- [What the task requires] Copy the lines from the one containing "reference-line-group: 2010: 50" through the one containing "bar-2004 (167, 49, 521, 82)", inclusive, reproducing each without change.

- [Input]
————————
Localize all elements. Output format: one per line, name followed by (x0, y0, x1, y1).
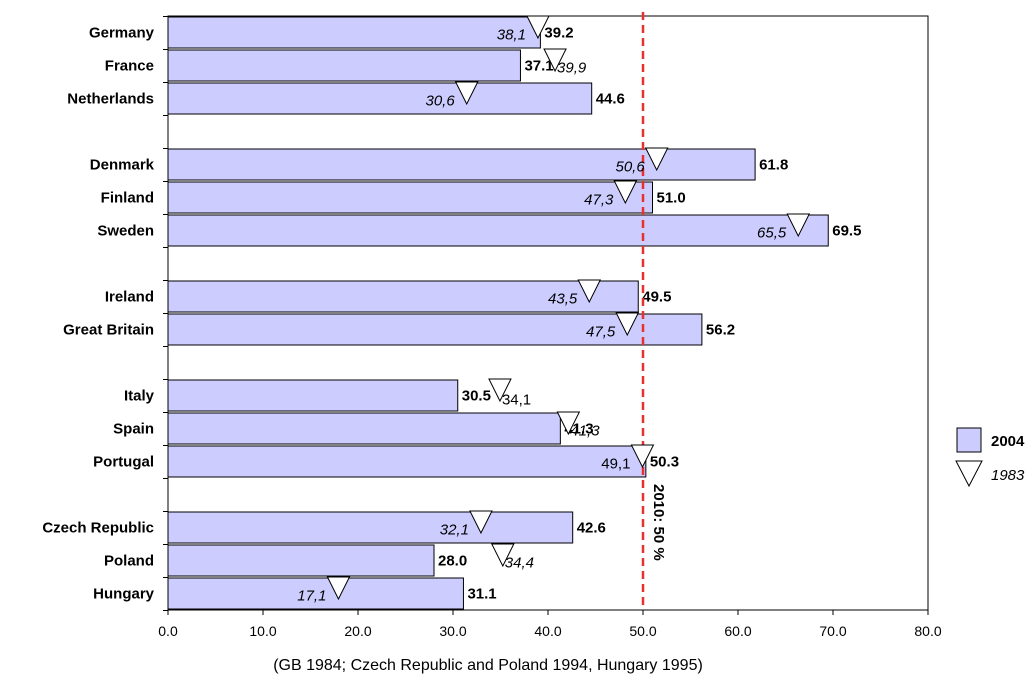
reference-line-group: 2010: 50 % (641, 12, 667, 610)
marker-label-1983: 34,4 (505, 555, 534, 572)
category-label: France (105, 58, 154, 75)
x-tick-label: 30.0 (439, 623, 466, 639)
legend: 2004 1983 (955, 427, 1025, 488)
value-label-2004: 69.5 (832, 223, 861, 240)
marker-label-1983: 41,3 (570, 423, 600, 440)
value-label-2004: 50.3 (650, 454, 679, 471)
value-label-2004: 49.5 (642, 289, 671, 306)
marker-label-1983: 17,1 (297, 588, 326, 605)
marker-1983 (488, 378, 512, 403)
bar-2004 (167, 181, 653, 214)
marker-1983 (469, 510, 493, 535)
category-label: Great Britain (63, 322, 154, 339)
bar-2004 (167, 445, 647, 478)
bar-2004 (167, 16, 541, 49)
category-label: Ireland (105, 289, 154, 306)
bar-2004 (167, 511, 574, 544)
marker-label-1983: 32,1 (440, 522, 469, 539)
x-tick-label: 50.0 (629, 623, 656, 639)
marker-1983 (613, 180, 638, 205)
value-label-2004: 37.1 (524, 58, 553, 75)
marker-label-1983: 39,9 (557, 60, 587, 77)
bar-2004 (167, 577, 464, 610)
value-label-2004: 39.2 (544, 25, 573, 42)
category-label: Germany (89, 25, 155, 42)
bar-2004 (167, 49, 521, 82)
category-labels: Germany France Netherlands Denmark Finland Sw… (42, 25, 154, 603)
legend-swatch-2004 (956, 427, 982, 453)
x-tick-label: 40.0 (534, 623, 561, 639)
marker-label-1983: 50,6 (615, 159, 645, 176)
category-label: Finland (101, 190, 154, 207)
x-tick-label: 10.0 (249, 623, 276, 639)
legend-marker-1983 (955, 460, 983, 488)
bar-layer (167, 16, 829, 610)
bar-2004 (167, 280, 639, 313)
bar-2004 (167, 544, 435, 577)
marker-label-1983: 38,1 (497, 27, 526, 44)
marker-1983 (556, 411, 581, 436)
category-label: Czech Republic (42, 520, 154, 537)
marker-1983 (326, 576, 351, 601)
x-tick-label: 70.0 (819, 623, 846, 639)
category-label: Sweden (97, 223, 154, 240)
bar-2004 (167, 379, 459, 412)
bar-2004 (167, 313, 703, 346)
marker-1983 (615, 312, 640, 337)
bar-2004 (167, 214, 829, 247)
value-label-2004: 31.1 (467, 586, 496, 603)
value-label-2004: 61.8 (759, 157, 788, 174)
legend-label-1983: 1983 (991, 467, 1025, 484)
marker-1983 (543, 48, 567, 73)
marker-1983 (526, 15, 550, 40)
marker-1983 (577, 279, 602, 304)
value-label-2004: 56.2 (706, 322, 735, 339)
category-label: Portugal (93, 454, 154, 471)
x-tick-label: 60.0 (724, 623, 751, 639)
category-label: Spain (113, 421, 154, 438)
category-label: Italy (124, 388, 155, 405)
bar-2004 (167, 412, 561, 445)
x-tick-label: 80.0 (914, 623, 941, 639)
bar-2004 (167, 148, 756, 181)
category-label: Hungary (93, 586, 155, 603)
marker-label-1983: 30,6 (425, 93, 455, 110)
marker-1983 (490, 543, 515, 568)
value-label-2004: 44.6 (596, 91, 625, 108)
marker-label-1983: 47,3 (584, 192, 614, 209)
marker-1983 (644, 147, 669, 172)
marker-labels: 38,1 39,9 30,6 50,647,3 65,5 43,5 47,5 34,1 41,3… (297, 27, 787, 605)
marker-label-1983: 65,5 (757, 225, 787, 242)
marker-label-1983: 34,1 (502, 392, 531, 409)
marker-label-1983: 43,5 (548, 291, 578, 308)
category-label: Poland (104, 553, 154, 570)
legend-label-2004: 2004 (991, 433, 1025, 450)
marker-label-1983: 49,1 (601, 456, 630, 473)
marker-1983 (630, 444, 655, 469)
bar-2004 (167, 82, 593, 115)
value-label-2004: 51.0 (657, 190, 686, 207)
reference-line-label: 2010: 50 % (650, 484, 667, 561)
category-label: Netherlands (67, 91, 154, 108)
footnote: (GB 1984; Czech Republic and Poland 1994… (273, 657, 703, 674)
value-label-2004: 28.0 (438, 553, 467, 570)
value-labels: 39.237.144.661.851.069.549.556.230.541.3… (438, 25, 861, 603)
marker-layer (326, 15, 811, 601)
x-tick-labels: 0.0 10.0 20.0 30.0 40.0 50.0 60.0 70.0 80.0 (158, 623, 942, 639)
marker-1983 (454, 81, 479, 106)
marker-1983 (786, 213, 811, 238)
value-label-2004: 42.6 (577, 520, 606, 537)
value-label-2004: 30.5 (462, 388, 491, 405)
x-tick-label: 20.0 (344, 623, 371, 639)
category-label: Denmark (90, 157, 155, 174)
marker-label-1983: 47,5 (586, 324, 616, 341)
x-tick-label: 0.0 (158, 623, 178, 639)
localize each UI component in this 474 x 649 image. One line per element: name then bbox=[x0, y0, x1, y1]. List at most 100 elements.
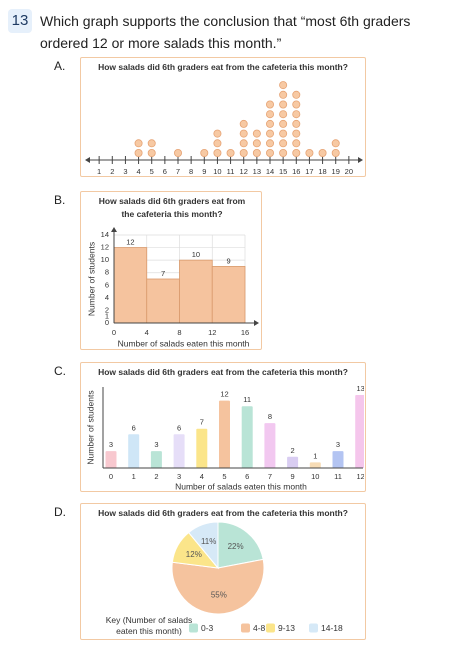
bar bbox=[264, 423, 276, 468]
————————
- [Response]
reference-line-group: 2010: 50 % (641, 12, 667, 610)
marker-label-1983: 34,4 (505, 555, 534, 572)
category-label: France (105, 58, 154, 75)
x-tick-label: 30.0 (439, 623, 466, 639)
legend: 2004 1983 (955, 427, 1025, 488)
value-label-2004: 69.5 (832, 223, 861, 240)
marker-label-1983: 41,3 (570, 423, 600, 440)
value-label-2004: 50.3 (650, 454, 679, 471)
value-label-2004: 49.5 (642, 289, 671, 306)
marker-label-1983: 17,1 (297, 588, 326, 605)
marker-1983 (488, 378, 512, 403)
bar-2004 (167, 181, 653, 214)
marker-1983 (469, 510, 493, 535)
category-label: Great Britain (63, 322, 154, 339)
bar-2004 (167, 445, 647, 478)
bar-2004 (167, 16, 541, 49)
category-label: Ireland (105, 289, 154, 306)
bar-2004 (167, 511, 574, 544)
marker-label-1983: 32,1 (440, 522, 469, 539)
x-tick-label: 50.0 (629, 623, 656, 639)
marker-1983 (613, 180, 638, 205)
value-label-2004: 37.1 (524, 58, 553, 75)
marker-label-1983: 39,9 (557, 60, 587, 77)
bar-2004 (167, 577, 464, 610)
value-label-2004: 39.2 (544, 25, 573, 42)
category-label: Germany (89, 25, 155, 42)
bar-2004 (167, 49, 521, 82)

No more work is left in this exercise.